───── EXTRACTED MATERIAL
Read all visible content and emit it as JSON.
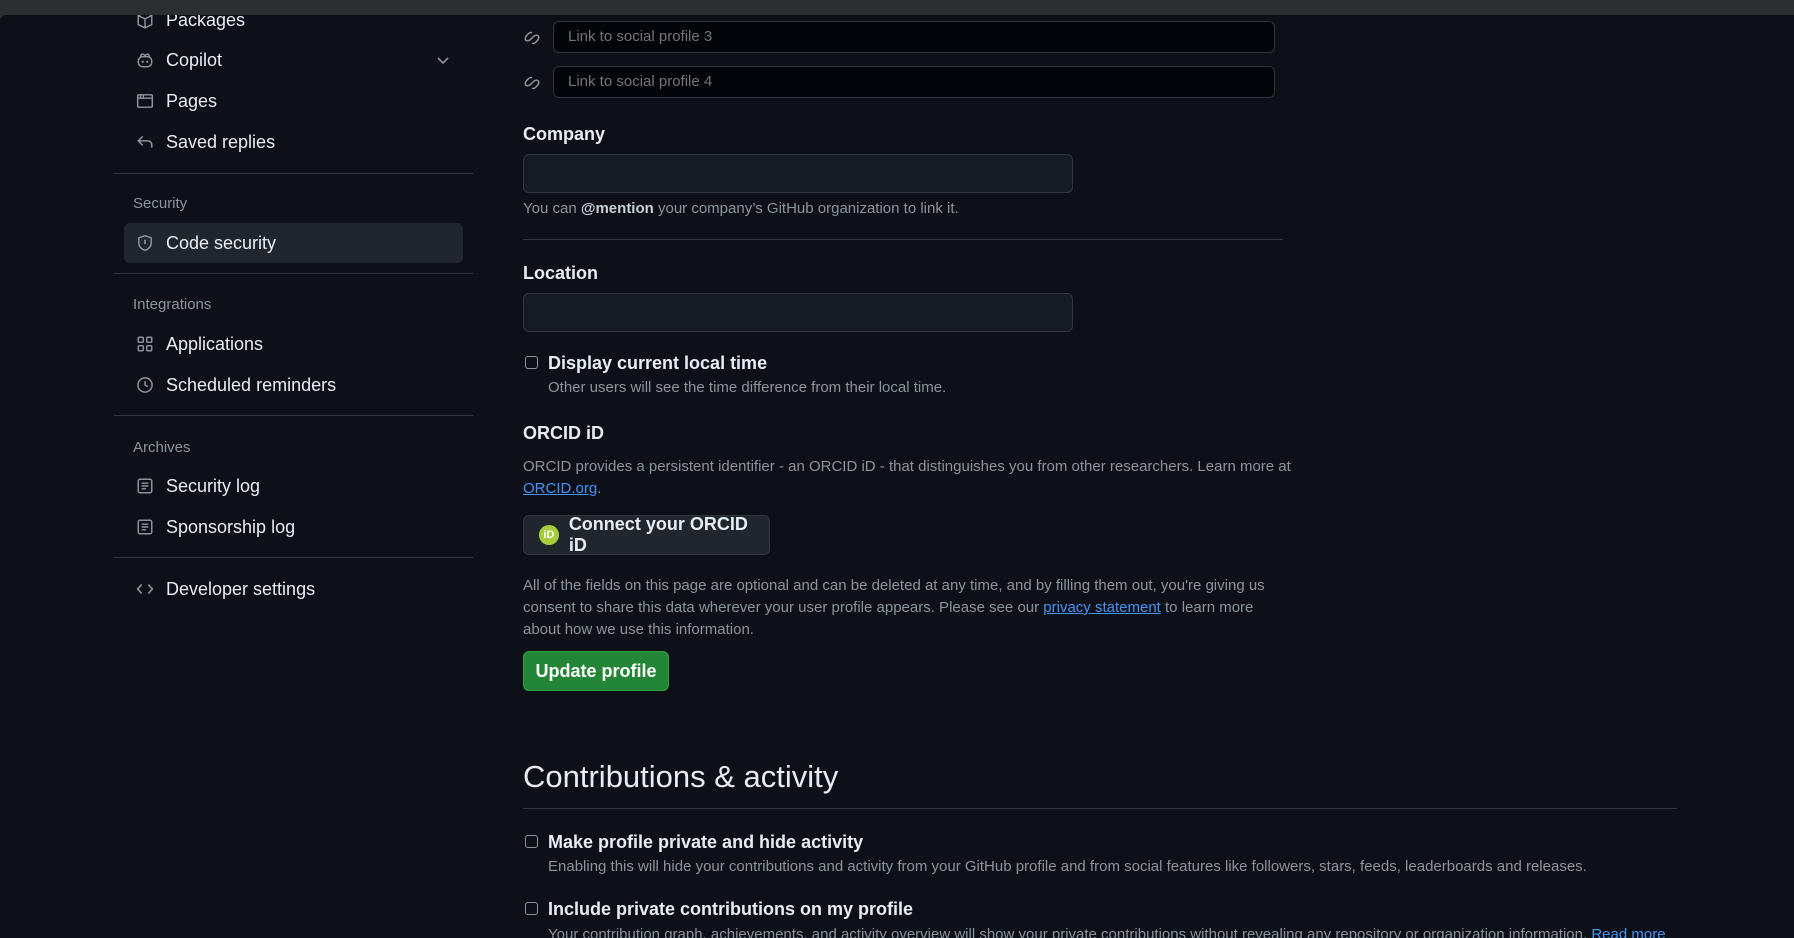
{
  "sidebar": {
    "items_top": [
      {
        "label": "Packages",
        "icon": "package-icon"
      },
      {
        "label": "Copilot",
        "icon": "copilot-icon"
      },
      {
        "label": "Pages",
        "icon": "browser-icon"
      },
      {
        "label": "Saved replies",
        "icon": "reply-icon"
      }
    ],
    "security_group": "Security",
    "code_security": "Code security",
    "integrations_group": "Integrations",
    "applications": "Applications",
    "scheduled_reminders": "Scheduled reminders",
    "archives_group": "Archives",
    "security_log": "Security log",
    "sponsorship_log": "Sponsorship log",
    "developer_settings": "Developer settings"
  },
  "profile": {
    "social3_placeholder": "Link to social profile 3",
    "social4_placeholder": "Link to social profile 4",
    "company_label": "Company",
    "company_value": "",
    "company_note_pre": "You can ",
    "company_note_mention": "@mention",
    "company_note_post": " your company’s GitHub organization to link it.",
    "location_label": "Location",
    "location_value": "",
    "local_time_label": "Display current local time",
    "local_time_desc": "Other users will see the time difference from their local time.",
    "orcid_title": "ORCID iD",
    "orcid_desc": "ORCID provides a persistent identifier - an ORCID iD - that distinguishes you from other researchers. Learn more at",
    "orcid_link": "ORCID.org",
    "orcid_button": "Connect your ORCID iD",
    "orcid_logo_text": "iD",
    "privacy_pre": "All of the fields on this page are optional and can be deleted at any time, and by filling them out, you're giving us consent to share this data wherever your user profile appears. Please see our ",
    "privacy_link": "privacy statement",
    "privacy_post": " to learn more about how we use this information.",
    "update_button": "Update profile"
  },
  "contributions": {
    "title": "Contributions & activity",
    "private_label": "Make profile private and hide activity",
    "private_desc": "Enabling this will hide your contributions and activity from your GitHub profile and from social features like followers, stars, feeds, leaderboards and releases.",
    "include_label": "Include private contributions on my profile",
    "include_desc": "Your contribution graph, achievements, and activity overview will show your private contributions without revealing any repository or organization information.",
    "read_more": "Read more"
  }
}
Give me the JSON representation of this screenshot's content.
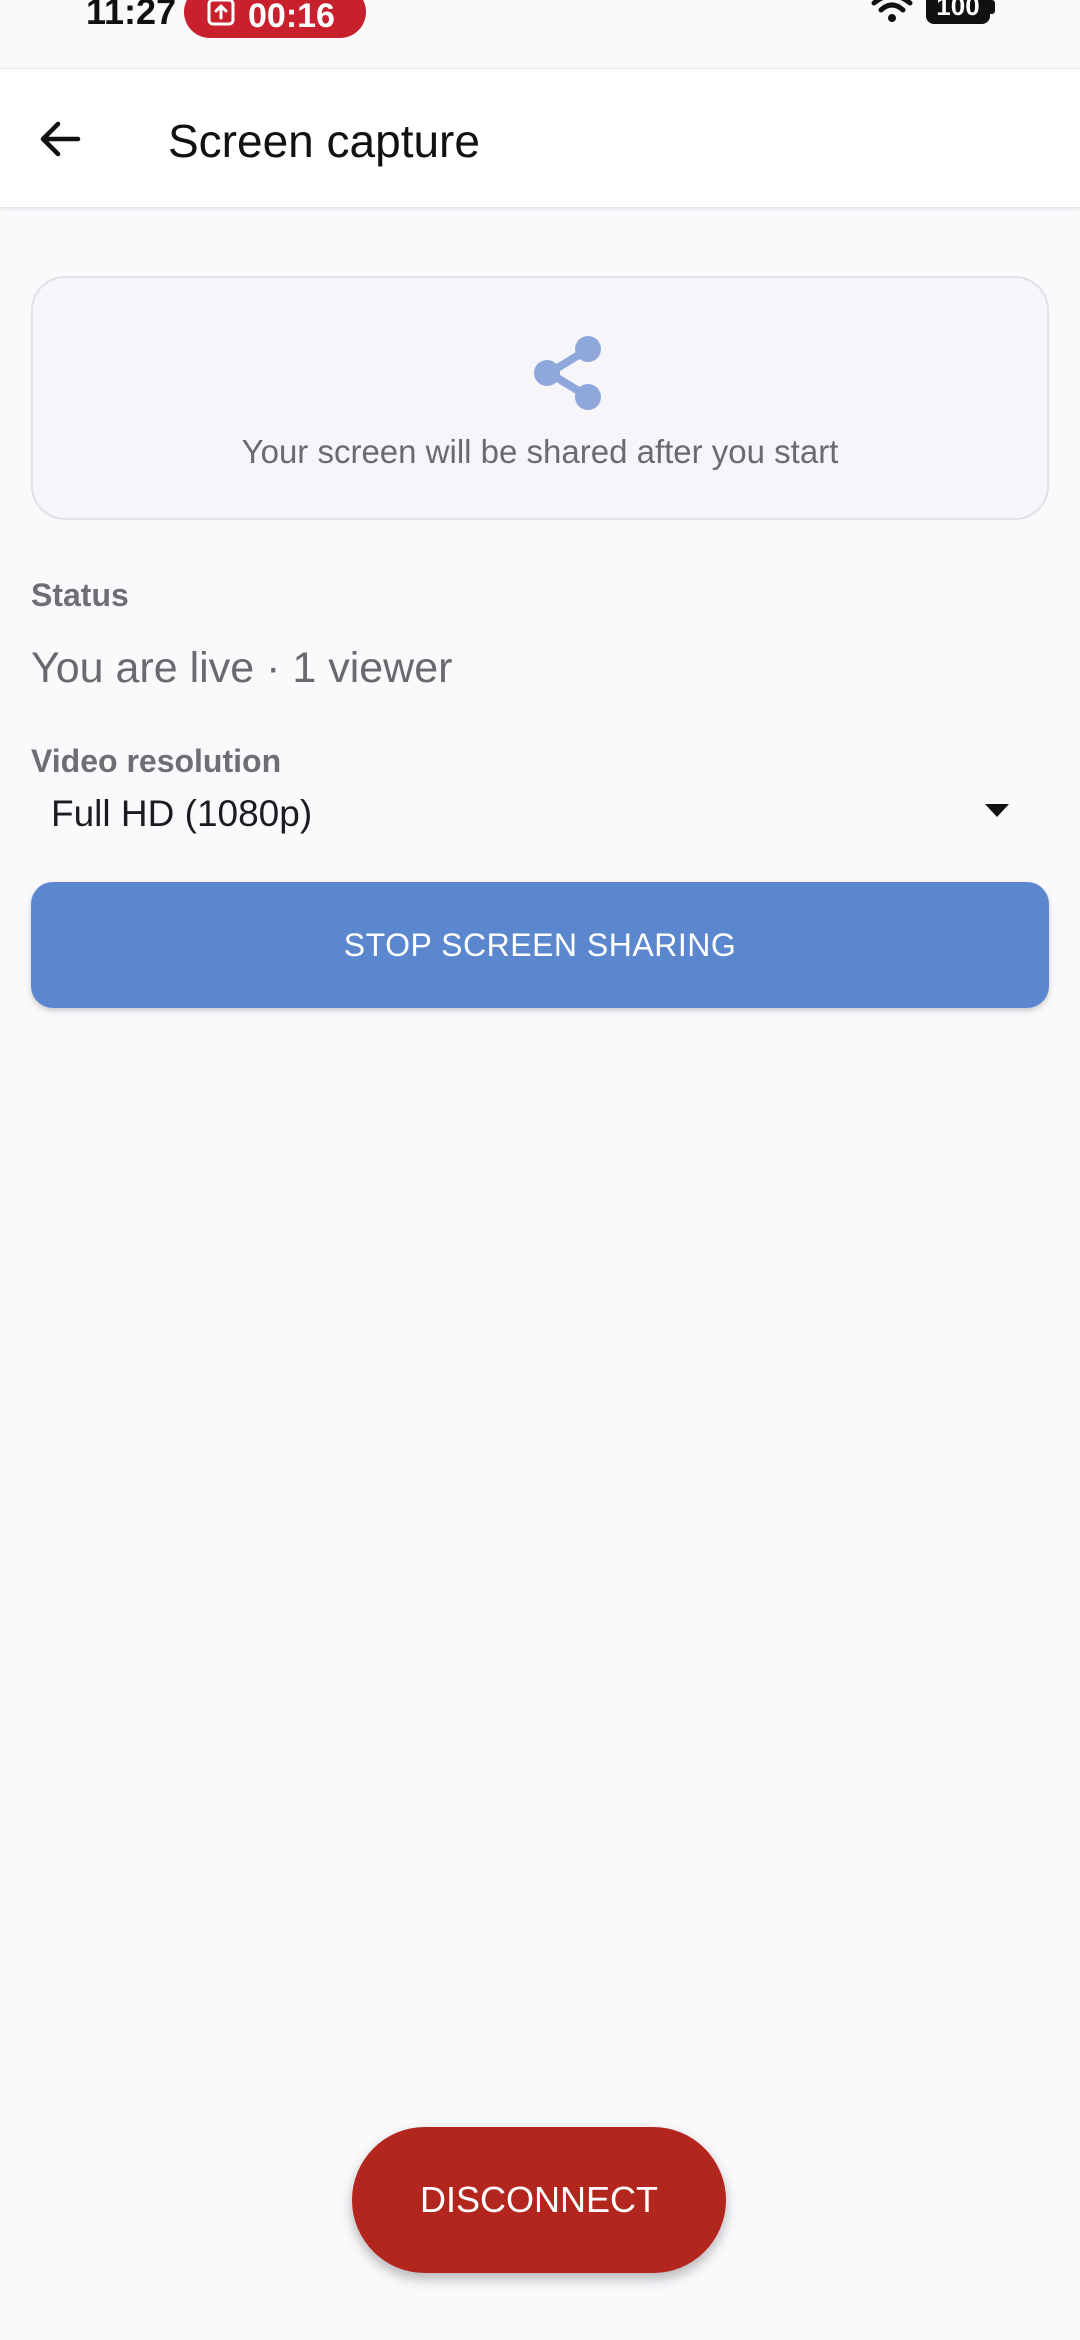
{
  "status_bar": {
    "time": "11:27",
    "recording_time": "00:16",
    "battery": "100"
  },
  "header": {
    "title": "Screen capture"
  },
  "preview": {
    "message": "Your screen will be shared after you start"
  },
  "status": {
    "label": "Status",
    "value": "You are live · 1 viewer"
  },
  "resolution": {
    "label": "Video resolution",
    "selected": "Full HD (1080p)"
  },
  "actions": {
    "stop_label": "STOP SCREEN SHARING",
    "disconnect_label": "DISCONNECT"
  },
  "icons": {
    "back": "arrow-left-icon",
    "share": "share-icon",
    "recording": "screen-record-icon",
    "wifi": "wifi-icon",
    "dropdown": "dropdown-caret-icon"
  },
  "colors": {
    "primary": "#5a87ce",
    "danger": "#b3261e",
    "recording": "#c8202c",
    "share_icon": "#8fa8db"
  }
}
──────────
— STATED PROBLEM —
Starting at the line that contains "Give me the", extract each line through the last line of the material exactly as written, and include no pictures.

— THE SOLUTION —
Give me the JSON representation of this screenshot's content.
{
  "status_bar": {
    "time": "11:27",
    "recording_time": "00:16",
    "battery": "100"
  },
  "header": {
    "title": "Screen capture"
  },
  "preview": {
    "message": "Your screen will be shared after you start"
  },
  "status": {
    "label": "Status",
    "value": "You are live · 1 viewer"
  },
  "resolution": {
    "label": "Video resolution",
    "selected": "Full HD (1080p)"
  },
  "actions": {
    "stop_label": "STOP SCREEN SHARING",
    "disconnect_label": "DISCONNECT"
  },
  "icons": {
    "back": "arrow-left-icon",
    "share": "share-icon",
    "recording": "screen-record-icon",
    "wifi": "wifi-icon",
    "dropdown": "dropdown-caret-icon"
  },
  "colors": {
    "primary": "#5a87ce",
    "danger": "#b3261e",
    "recording": "#c8202c",
    "share_icon": "#8fa8db"
  }
}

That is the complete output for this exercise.